Record extracts:
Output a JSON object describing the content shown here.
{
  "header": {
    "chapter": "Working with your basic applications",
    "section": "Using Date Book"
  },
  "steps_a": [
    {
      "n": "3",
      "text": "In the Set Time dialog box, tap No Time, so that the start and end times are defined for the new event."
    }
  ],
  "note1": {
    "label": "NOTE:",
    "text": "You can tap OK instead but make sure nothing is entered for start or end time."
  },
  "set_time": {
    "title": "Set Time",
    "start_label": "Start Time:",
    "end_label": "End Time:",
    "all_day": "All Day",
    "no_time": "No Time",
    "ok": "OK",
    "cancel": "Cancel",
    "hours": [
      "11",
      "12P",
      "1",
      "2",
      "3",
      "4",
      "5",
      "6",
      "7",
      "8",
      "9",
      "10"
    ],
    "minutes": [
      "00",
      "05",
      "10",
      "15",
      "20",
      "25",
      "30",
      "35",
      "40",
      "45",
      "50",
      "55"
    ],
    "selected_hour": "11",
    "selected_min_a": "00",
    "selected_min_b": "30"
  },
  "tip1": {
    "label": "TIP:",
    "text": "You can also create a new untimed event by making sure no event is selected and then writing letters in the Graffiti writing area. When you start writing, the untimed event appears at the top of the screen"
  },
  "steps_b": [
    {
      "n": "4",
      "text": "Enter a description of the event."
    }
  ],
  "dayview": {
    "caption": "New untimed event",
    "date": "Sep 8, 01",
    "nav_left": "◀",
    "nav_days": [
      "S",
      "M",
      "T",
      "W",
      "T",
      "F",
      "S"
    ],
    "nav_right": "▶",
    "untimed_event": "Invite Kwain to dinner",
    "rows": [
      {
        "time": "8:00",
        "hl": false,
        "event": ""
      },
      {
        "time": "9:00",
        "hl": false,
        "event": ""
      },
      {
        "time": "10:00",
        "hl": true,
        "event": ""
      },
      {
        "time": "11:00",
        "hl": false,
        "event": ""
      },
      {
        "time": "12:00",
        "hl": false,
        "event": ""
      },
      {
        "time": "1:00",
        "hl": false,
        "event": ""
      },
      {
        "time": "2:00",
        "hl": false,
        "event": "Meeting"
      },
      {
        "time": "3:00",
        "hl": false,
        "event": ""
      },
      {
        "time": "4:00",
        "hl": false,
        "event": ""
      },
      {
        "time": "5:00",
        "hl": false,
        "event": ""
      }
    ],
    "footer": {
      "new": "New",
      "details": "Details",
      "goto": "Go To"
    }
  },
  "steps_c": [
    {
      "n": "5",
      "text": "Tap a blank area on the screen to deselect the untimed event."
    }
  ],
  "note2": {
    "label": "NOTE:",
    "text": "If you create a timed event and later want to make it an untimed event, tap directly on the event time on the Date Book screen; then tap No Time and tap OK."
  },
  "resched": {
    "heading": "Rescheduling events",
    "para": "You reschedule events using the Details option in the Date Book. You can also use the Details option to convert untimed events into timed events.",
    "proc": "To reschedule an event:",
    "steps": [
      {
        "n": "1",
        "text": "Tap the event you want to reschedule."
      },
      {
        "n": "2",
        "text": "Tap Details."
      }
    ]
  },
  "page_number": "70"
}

Required task: Pull out each line containing the word "area" and copy it.

Final result:
    "text": "You can also create a new untimed event by making sure no event is selected and then writing letters in the Graffiti writing area. When you start writing, the untimed event appears at the top of the screen"
      "text": "Tap a blank area on the screen to deselect the untimed event."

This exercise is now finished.